### What you are asked to do
In the data below, find every line with the string "right" and pull it out.

### Excerpted data
--- start ---
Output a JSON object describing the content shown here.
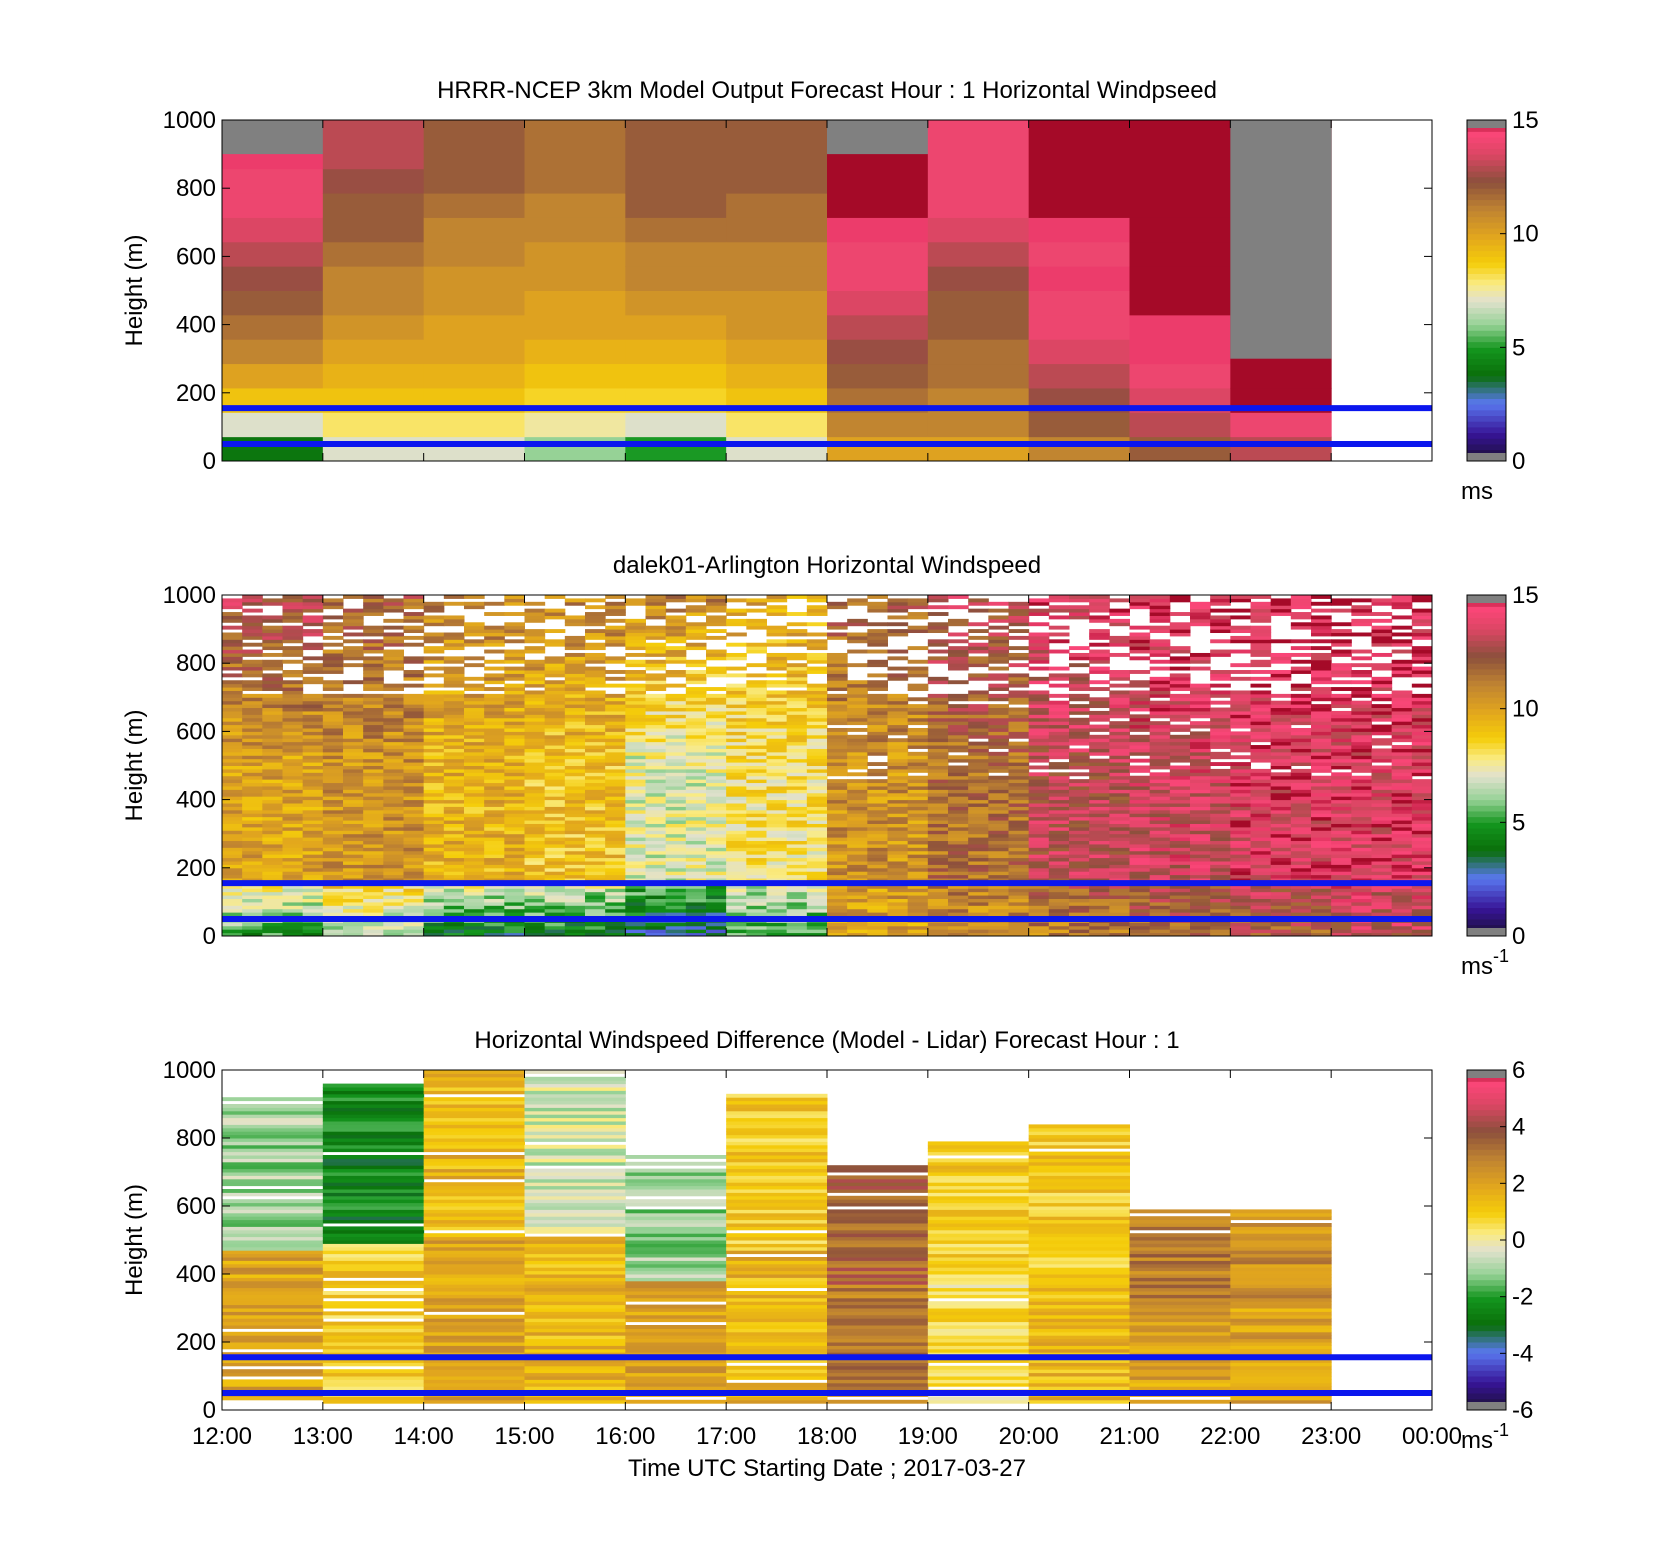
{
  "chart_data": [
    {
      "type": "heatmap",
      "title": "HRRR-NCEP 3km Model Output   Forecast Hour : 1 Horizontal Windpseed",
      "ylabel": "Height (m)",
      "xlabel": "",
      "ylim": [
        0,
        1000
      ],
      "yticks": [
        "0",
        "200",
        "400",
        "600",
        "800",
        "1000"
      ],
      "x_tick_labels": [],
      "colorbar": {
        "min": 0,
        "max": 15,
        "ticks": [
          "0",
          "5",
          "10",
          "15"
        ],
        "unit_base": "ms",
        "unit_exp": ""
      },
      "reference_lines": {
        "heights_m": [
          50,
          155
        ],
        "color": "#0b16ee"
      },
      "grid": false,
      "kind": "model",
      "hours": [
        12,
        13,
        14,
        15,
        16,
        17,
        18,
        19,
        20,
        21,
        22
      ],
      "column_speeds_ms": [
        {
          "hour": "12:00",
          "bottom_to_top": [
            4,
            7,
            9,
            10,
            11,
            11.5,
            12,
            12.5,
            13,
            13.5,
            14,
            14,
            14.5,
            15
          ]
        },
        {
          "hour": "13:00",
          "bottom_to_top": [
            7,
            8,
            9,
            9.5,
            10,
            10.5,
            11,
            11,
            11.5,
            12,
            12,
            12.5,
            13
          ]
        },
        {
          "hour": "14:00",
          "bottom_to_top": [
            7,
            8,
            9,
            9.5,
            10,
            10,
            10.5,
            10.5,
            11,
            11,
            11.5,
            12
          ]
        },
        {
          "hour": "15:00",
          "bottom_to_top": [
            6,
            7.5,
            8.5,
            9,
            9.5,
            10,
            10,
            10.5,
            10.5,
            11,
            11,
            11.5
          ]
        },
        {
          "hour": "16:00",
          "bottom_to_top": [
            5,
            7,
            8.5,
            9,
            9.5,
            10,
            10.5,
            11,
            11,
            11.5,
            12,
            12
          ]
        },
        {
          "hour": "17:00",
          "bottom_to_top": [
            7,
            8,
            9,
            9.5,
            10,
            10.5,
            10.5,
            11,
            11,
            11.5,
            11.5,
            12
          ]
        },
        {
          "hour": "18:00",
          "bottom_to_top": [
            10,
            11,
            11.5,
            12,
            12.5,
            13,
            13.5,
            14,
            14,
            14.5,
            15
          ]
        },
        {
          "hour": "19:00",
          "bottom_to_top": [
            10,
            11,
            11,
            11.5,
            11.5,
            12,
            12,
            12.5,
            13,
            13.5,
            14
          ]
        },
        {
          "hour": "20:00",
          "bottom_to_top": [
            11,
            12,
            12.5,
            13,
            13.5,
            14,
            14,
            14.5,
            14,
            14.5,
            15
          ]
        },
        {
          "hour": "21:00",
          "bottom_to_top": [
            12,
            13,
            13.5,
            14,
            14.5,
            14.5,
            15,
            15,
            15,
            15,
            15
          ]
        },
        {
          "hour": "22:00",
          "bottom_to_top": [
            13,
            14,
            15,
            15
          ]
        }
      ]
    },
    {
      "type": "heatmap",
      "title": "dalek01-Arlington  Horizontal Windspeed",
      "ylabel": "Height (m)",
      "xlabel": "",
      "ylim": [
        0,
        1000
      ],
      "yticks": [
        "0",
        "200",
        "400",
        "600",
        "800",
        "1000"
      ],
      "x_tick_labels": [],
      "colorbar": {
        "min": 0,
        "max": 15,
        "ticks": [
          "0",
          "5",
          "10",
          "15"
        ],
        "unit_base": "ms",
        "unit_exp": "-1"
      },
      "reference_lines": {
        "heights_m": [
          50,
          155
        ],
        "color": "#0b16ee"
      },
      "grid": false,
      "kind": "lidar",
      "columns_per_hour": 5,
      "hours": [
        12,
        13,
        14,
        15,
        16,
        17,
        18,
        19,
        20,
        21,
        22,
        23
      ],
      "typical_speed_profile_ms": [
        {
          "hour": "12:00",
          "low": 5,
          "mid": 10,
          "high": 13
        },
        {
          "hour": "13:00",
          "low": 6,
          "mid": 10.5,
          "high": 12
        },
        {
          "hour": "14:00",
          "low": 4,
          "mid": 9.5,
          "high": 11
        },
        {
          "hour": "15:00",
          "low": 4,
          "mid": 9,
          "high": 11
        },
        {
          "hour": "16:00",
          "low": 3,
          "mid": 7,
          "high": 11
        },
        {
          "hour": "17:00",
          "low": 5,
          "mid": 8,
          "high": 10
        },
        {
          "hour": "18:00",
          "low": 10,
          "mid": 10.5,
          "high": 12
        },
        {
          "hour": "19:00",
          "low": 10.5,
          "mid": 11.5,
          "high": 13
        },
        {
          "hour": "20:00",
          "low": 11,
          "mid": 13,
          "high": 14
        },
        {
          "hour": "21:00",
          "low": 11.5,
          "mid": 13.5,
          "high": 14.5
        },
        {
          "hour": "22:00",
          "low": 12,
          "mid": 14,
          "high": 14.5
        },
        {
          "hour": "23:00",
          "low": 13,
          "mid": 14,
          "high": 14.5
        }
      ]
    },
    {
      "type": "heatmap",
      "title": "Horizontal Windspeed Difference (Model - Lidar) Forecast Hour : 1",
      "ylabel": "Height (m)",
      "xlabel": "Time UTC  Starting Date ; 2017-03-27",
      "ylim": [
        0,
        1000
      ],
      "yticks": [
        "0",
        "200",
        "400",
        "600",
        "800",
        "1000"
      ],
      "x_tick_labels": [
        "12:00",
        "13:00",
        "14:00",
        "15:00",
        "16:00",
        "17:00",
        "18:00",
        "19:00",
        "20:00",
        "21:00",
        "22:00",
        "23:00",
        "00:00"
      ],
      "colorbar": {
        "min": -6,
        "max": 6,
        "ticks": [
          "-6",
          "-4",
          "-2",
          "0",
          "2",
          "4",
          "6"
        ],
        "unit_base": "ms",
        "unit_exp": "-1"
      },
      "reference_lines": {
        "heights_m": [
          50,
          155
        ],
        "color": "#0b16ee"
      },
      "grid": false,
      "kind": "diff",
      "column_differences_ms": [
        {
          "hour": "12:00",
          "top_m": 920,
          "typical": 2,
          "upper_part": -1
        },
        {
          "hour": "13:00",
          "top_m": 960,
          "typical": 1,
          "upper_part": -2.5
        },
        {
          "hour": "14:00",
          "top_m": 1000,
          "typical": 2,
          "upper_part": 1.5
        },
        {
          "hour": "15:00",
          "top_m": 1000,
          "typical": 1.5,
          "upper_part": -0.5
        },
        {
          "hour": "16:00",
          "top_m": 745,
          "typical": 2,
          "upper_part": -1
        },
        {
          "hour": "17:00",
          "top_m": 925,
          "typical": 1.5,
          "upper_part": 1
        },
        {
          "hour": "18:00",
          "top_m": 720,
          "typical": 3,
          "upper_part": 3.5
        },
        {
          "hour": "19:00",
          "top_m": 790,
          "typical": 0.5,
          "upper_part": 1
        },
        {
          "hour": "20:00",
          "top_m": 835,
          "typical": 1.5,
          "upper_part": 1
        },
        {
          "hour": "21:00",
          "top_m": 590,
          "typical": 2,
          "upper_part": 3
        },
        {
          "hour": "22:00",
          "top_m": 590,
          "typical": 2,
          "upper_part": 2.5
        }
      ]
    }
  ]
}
--- end ---
--- start ---
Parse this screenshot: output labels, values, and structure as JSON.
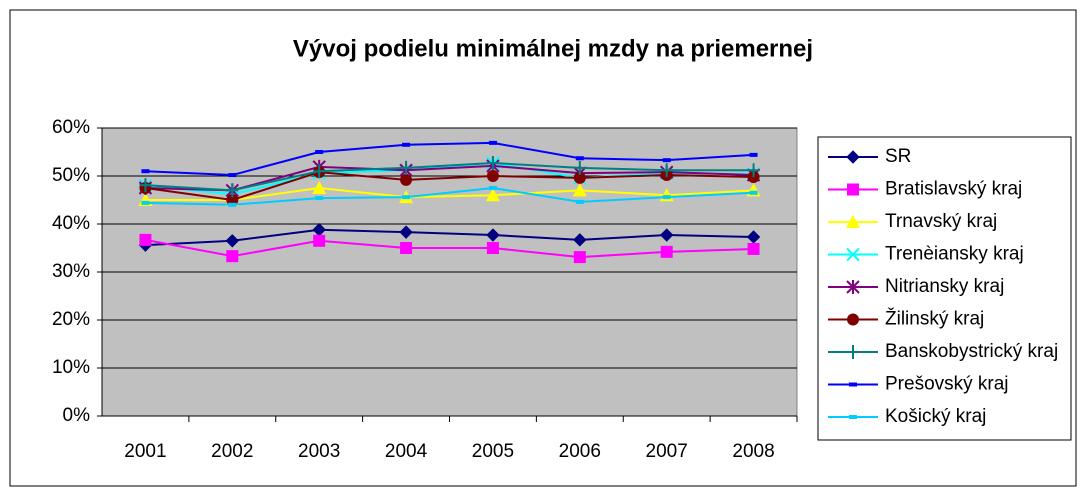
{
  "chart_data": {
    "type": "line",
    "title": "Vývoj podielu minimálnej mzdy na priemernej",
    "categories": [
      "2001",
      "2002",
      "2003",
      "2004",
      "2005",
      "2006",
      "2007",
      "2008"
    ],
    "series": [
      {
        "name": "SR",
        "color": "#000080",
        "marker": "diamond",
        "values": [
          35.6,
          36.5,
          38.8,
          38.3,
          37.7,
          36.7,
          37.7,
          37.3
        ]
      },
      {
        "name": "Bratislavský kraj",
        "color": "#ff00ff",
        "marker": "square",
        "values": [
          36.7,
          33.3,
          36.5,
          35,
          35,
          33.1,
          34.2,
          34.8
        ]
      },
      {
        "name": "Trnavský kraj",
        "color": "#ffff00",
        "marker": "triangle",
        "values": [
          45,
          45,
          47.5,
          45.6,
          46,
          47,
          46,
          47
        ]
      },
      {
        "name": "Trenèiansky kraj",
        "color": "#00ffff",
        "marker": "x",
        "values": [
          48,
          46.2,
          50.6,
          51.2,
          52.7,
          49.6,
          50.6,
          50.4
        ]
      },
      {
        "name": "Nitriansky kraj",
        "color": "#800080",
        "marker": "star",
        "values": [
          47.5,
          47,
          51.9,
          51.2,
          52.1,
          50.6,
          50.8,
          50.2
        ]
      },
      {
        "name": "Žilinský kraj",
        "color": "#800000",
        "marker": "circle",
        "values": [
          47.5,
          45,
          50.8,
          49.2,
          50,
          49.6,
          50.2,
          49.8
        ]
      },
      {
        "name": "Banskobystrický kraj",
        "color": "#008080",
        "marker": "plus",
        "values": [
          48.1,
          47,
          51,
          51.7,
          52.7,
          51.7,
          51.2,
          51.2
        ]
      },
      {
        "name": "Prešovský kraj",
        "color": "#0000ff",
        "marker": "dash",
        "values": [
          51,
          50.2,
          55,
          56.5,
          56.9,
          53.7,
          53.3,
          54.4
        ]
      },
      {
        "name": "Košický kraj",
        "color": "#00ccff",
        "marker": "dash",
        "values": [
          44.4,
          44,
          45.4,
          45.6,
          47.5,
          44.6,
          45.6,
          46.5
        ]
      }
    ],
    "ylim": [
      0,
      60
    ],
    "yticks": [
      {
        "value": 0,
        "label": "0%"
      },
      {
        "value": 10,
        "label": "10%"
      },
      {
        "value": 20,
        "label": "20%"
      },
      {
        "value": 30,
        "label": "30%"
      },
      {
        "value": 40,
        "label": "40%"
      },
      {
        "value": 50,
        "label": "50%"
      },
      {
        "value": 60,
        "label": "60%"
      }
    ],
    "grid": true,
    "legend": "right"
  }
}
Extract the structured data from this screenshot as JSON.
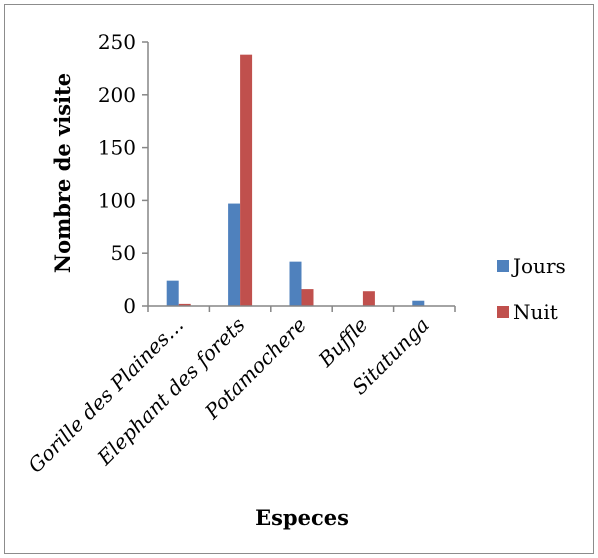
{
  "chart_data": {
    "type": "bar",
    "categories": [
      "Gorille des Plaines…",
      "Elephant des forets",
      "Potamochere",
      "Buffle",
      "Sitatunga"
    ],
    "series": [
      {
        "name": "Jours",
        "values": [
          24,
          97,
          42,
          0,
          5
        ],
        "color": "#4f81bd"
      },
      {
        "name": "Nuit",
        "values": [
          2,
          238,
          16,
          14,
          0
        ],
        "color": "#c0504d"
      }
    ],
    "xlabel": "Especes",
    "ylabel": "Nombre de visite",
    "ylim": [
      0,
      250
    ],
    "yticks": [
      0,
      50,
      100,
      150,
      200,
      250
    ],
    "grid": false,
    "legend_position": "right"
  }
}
--- end ---
### Result
    "legend": "right"
    "legend_position": "right"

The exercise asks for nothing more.